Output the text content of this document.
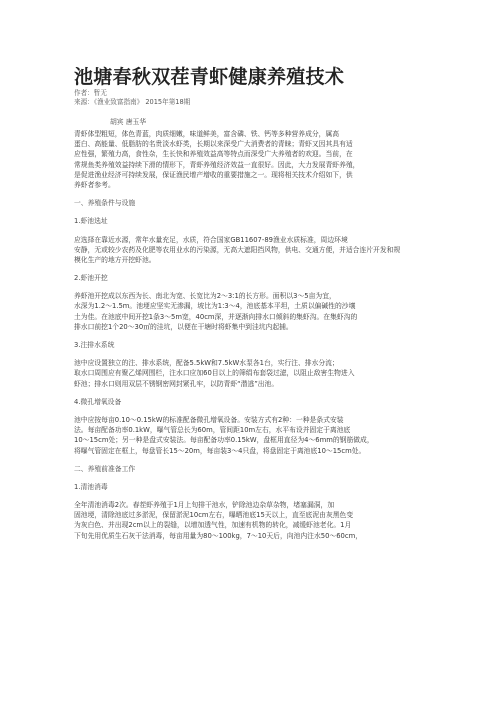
池塘春秋双茬青虾健康养殖技术
作者：暂无
来源：《渔业致富指南》 2015年第18期
胡宾 唐玉华
青虾体型粗短，体色青蓝，肉质细嫩，味道鲜美，富含磷、铁、钙等多种营养成分，属高
蛋白、高能量、低脂肪的名贵淡水虾类，长期以来深受广大消费者的青睐；青虾又因其具有适
应性强，繁殖力高，食性杂，生长快和养殖效益高等特点而深受广大养殖者的欢迎。当前，在
常规鱼类养殖效益持续下滑的情形下，青虾养殖经济效益一直很好。因此，大力发展青虾养殖，
是促进渔业经济可持续发展，保证渔民增产增收的重要措施之一。现将相关技术介绍如下，供
养虾者参考。
一、养殖条件与设施
1.虾池选址
应选择在靠近水源，常年水量充足，水质，符合国家GB11607-89渔业水质标准，周边环境
安静，无或较少农药及化肥等农用业水的污染源，无高大遮阳挡风物，供电、交通方便，并适合连片开发和规
模化生产的地方开挖虾池。
2.虾池开挖
养虾池开挖成以东西为长、南北为宽、长宽比为2～3:1的长方形。面积以3～5亩为宜，
水深为1.2～1.5m。池埂应坚实无渗漏，坡比为1:3～4，池底基本平坦，土质以偏碱性的沙壤
土为佳。在池底中间开挖1条3～5m宽，40cm深，并逐渐向排水口倾斜的集虾沟。在集虾沟的
排水口前挖1个20～30㎡的洼坑，以便在干塘时将虾集中到洼坑内起捕。
3.注排水系统
池中应设置独立的注、排水系统，配备5.5kW和7.5kW水泵各1台，实行注、排水分流；
取水口周围应有聚乙烯网围栏，注水口应加60目以上的筛绢布套袋过滤，以阻止敌害生物进入
虾池；排水口则用双层不锈钢密网封紧孔牢，以防青虾“潜逃”出池。
4.微孔增氧设备
池中应按每亩0.10～0.15kW的标准配备微孔增氧设备。安装方式有2种：一种是条式安装
法。每亩配备功率0.1kW，曝气管总长为60m，管间距10m左右，水平布设并固定于离池底
10～15cm处；另一种是盘式安装法。每亩配备功率0.15kW，盘框用直径为4～6mm的钢筋做成，
将曝气管固定在框上，每盘管长15～20m，每亩装3～4只盘，将盘固定于离池底10～15cm处。
二、养殖前准备工作
1.清池消毒
全年清池消毒2次。春茬虾养殖于1月上旬排干池水，铲除池边杂草杂物，堵塞漏洞，加
固池埂，清除池底过多淤泥，保留淤泥10cm左右，曝晒池底15天以上，直至底泥由灰黑色变
为灰白色、并出现2cm以上的裂缝，以增加透气性，加速有机物的转化，减缓虾池老化。1月
下旬先用优质生石灰干法消毒，每亩用量为80～100kg，7～10天后，向池内注水50～60cm，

# # #

Return every line of the records exactly as given, pictures excluded.

## [Answer to this problem]
Output the text content of this document.
池塘春秋双茬青虾健康养殖技术
作者：暂无
来源：《渔业致富指南》 2015年第18期
胡宾 唐玉华
青虾体型粗短，体色青蓝，肉质细嫩，味道鲜美，富含磷、铁、钙等多种营养成分，属高
蛋白、高能量、低脂肪的名贵淡水虾类，长期以来深受广大消费者的青睐；青虾又因其具有适
应性强，繁殖力高，食性杂，生长快和养殖效益高等特点而深受广大养殖者的欢迎。当前，在
常规鱼类养殖效益持续下滑的情形下，青虾养殖经济效益一直很好。因此，大力发展青虾养殖，
是促进渔业经济可持续发展，保证渔民增产增收的重要措施之一。现将相关技术介绍如下，供
养虾者参考。
一、养殖条件与设施
1.虾池选址
应选择在靠近水源，常年水量充足，水质，符合国家GB11607-89渔业水质标准，周边环境
安静，无或较少农药及化肥等农用业水的污染源，无高大遮阳挡风物，供电、交通方便，并适合连片开发和规
模化生产的地方开挖虾池。
2.虾池开挖
养虾池开挖成以东西为长、南北为宽、长宽比为2～3:1的长方形。面积以3～5亩为宜，
水深为1.2～1.5m。池埂应坚实无渗漏，坡比为1:3～4，池底基本平坦，土质以偏碱性的沙壤
土为佳。在池底中间开挖1条3～5m宽，40cm深，并逐渐向排水口倾斜的集虾沟。在集虾沟的
排水口前挖1个20～30㎡的洼坑，以便在干塘时将虾集中到洼坑内起捕。
3.注排水系统
池中应设置独立的注、排水系统，配备5.5kW和7.5kW水泵各1台，实行注、排水分流；
取水口周围应有聚乙烯网围栏，注水口应加60目以上的筛绢布套袋过滤，以阻止敌害生物进入
虾池；排水口则用双层不锈钢密网封紧孔牢，以防青虾“潜逃”出池。
4.微孔增氧设备
池中应按每亩0.10～0.15kW的标准配备微孔增氧设备。安装方式有2种：一种是条式安装
法。每亩配备功率0.1kW，曝气管总长为60m，管间距10m左右，水平布设并固定于离池底
10～15cm处；另一种是盘式安装法。每亩配备功率0.15kW，盘框用直径为4～6mm的钢筋做成，
将曝气管固定在框上，每盘管长15～20m，每亩装3～4只盘，将盘固定于离池底10～15cm处。
二、养殖前准备工作
1.清池消毒
全年清池消毒2次。春茬虾养殖于1月上旬排干池水，铲除池边杂草杂物，堵塞漏洞，加
固池埂，清除池底过多淤泥，保留淤泥10cm左右，曝晒池底15天以上，直至底泥由灰黑色变
为灰白色、并出现2cm以上的裂缝，以增加透气性，加速有机物的转化，减缓虾池老化。1月
下旬先用优质生石灰干法消毒，每亩用量为80～100kg，7～10天后，向池内注水50～60cm，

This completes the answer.